* _Task description_: Count up the lines below where the word "aantal" shows up, and respond with the number alone.

* _Dataset records of page text_:
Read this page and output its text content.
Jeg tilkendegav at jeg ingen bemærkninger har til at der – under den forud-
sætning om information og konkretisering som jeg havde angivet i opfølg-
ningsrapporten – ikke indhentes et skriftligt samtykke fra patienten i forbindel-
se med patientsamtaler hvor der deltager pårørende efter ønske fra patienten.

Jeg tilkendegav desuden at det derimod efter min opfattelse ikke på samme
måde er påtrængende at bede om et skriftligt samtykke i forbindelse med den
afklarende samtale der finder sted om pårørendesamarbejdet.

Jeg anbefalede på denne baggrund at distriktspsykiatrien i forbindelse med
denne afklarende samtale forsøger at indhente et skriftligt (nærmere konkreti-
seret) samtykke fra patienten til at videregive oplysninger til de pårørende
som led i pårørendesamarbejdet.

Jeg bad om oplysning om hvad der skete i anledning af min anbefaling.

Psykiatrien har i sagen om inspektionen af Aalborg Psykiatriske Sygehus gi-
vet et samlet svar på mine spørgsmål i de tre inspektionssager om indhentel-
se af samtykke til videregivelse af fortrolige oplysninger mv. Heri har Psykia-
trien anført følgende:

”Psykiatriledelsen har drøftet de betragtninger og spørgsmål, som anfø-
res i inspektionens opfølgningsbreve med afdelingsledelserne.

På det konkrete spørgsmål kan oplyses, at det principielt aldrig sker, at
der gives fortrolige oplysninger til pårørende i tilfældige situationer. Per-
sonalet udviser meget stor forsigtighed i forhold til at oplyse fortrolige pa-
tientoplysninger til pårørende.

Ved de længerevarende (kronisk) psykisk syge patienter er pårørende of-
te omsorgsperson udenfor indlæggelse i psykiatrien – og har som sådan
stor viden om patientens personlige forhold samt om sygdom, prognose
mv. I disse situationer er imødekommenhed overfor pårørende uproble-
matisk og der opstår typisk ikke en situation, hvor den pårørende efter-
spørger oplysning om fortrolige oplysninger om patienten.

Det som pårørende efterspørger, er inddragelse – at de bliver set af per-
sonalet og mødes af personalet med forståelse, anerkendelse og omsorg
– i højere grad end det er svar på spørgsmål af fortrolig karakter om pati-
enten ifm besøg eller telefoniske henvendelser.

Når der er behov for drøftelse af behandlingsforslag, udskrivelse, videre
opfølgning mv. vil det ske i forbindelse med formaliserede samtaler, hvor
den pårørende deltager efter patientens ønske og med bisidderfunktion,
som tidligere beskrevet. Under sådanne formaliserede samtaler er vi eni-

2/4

...

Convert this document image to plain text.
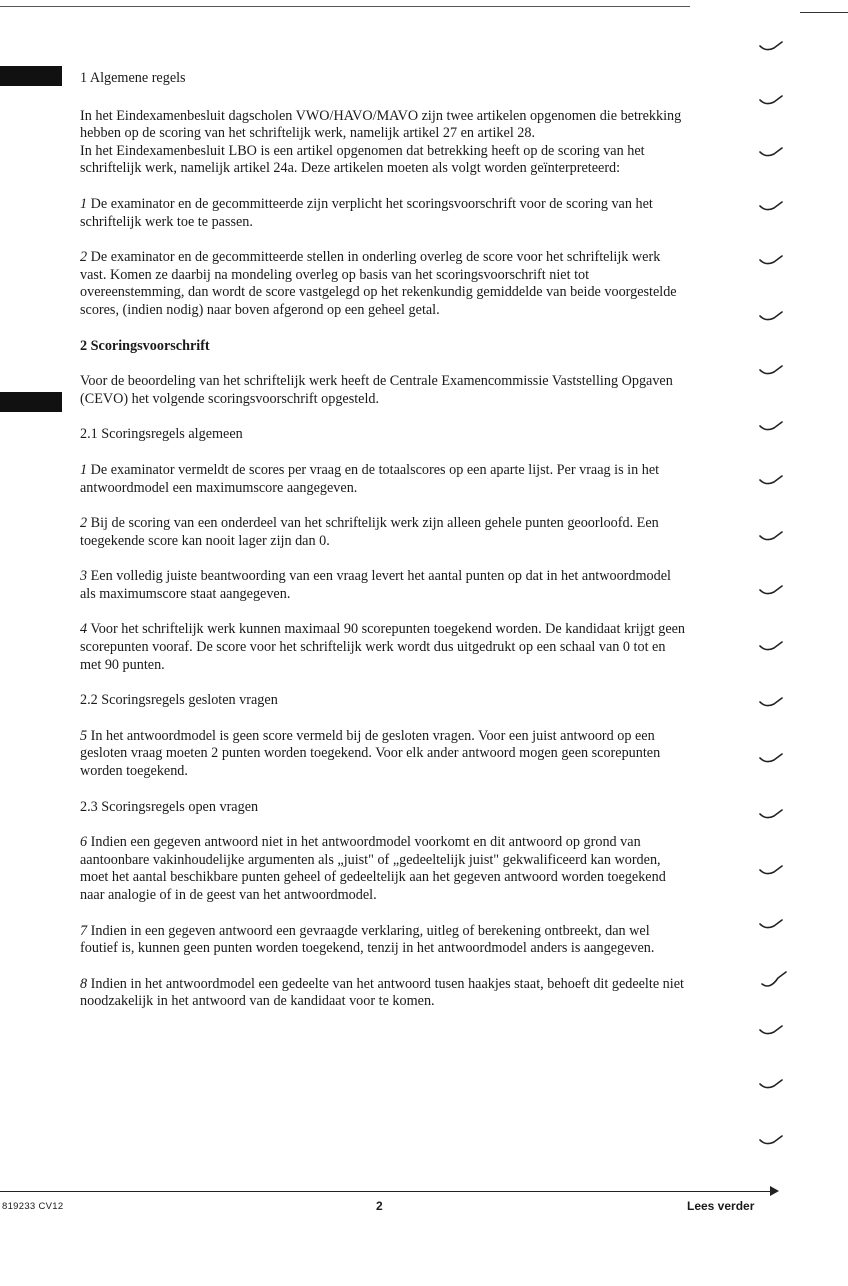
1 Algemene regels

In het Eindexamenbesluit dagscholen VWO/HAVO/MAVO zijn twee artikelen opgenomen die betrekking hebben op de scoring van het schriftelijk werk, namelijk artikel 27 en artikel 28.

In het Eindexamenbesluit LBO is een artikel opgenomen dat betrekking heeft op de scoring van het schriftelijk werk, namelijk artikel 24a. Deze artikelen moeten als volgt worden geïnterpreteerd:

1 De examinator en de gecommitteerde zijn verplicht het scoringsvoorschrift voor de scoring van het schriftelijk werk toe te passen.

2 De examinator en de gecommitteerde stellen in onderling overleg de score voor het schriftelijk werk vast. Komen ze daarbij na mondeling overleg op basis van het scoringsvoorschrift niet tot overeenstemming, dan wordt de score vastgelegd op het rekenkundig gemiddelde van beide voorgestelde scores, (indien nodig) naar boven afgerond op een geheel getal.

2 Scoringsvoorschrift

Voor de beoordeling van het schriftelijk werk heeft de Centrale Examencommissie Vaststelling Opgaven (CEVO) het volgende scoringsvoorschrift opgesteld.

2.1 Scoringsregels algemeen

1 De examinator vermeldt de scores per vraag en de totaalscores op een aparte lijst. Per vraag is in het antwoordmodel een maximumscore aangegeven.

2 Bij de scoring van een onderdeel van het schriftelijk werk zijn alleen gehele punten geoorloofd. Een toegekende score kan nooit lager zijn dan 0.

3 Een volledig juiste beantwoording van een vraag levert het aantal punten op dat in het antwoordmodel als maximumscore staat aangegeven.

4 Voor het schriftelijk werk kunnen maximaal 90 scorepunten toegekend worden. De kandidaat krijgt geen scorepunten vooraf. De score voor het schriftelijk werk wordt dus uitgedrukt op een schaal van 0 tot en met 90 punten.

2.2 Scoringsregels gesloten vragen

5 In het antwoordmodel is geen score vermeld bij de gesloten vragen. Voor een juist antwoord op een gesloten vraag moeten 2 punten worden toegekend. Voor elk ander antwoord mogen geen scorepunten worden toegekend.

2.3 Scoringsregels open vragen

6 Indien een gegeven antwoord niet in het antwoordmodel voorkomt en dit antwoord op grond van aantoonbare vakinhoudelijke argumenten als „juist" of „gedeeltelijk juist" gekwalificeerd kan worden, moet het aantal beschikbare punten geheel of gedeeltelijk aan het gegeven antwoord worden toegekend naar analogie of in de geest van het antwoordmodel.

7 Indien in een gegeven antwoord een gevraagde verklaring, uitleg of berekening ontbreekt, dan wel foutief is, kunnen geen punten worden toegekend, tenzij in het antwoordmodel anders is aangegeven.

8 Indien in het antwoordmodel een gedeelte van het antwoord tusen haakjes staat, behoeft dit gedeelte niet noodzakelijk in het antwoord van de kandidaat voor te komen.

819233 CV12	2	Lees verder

==

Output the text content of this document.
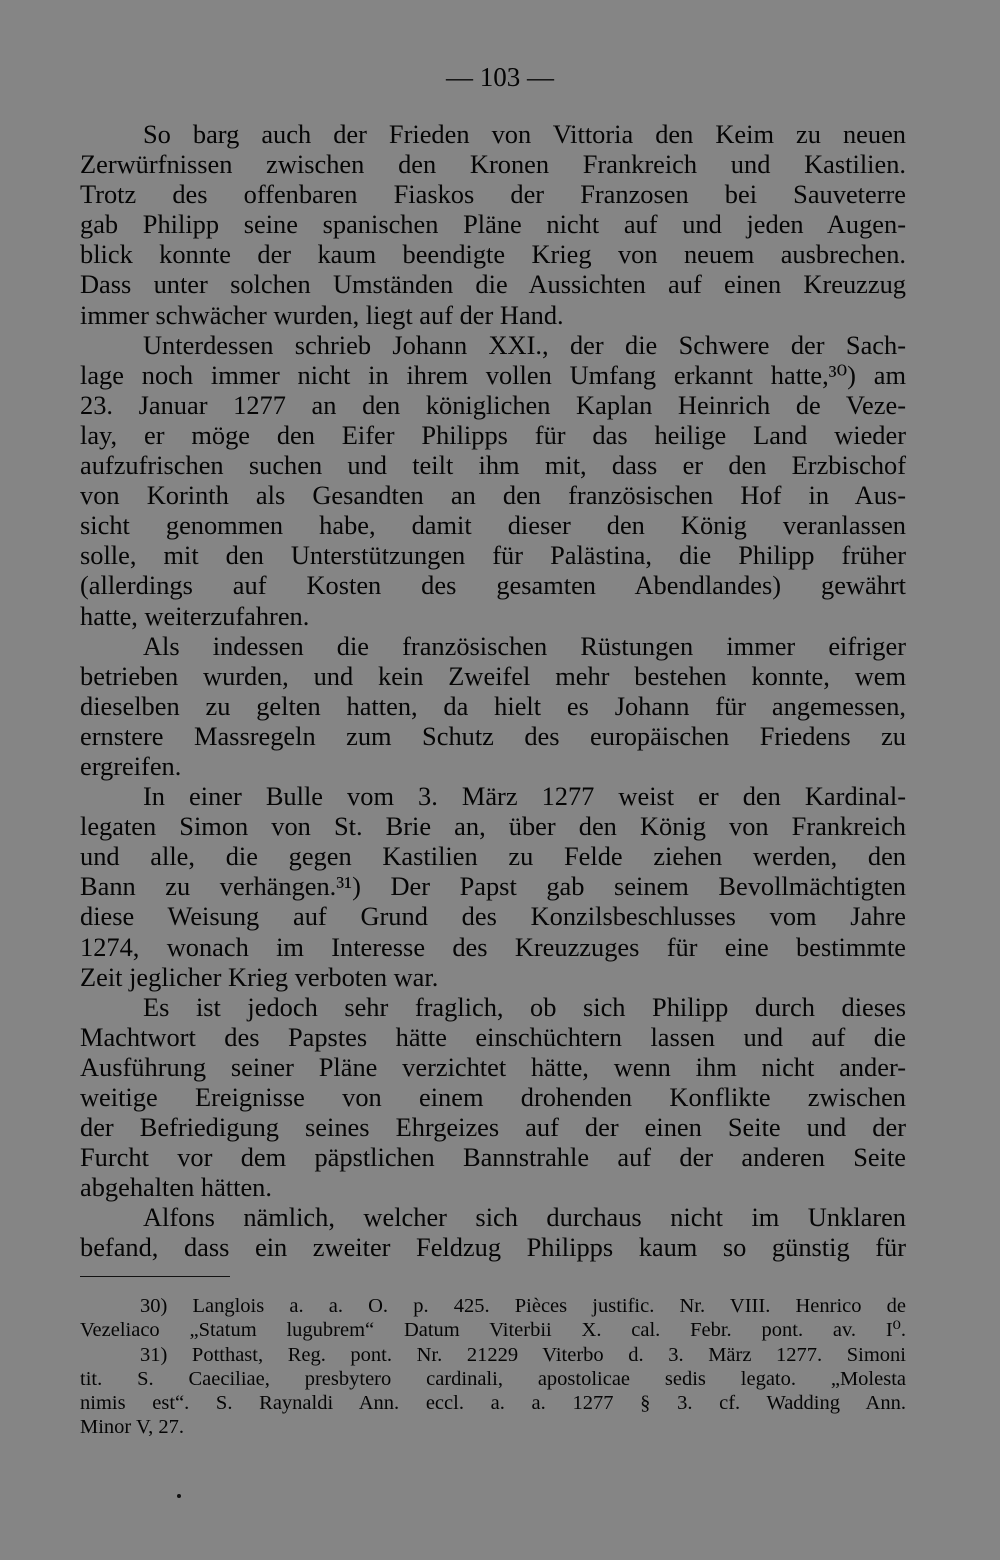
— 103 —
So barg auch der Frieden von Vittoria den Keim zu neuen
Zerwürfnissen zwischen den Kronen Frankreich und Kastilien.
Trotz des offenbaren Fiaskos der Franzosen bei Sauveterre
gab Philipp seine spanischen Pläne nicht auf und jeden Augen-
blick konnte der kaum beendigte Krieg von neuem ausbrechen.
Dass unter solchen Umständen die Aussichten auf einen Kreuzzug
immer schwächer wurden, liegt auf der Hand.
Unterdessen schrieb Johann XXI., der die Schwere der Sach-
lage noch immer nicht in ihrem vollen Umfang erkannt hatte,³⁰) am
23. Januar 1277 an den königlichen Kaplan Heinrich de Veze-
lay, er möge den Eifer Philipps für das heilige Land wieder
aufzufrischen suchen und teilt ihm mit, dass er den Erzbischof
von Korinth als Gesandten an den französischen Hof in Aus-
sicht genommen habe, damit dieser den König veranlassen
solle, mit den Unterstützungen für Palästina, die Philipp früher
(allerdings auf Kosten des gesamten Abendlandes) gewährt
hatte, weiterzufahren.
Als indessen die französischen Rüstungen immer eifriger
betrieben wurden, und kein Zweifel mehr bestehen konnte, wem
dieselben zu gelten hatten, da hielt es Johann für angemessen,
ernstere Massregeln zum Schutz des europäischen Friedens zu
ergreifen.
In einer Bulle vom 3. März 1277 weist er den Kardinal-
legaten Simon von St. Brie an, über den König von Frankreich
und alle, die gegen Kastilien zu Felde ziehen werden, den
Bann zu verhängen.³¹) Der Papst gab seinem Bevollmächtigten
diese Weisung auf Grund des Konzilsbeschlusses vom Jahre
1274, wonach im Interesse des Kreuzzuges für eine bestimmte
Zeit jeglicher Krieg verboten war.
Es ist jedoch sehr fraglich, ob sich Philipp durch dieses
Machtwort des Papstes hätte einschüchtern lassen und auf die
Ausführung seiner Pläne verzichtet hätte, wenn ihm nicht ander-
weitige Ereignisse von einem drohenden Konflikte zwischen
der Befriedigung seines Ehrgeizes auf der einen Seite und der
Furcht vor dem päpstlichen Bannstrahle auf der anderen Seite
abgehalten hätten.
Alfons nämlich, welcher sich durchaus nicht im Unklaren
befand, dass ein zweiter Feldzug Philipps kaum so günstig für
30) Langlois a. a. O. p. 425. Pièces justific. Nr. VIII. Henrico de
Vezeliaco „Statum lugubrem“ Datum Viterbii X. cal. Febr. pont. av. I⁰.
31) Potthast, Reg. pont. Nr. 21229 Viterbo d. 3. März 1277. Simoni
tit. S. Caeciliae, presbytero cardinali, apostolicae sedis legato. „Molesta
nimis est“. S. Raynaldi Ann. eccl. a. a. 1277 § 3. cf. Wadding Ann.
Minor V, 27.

* _Solved problem_: 2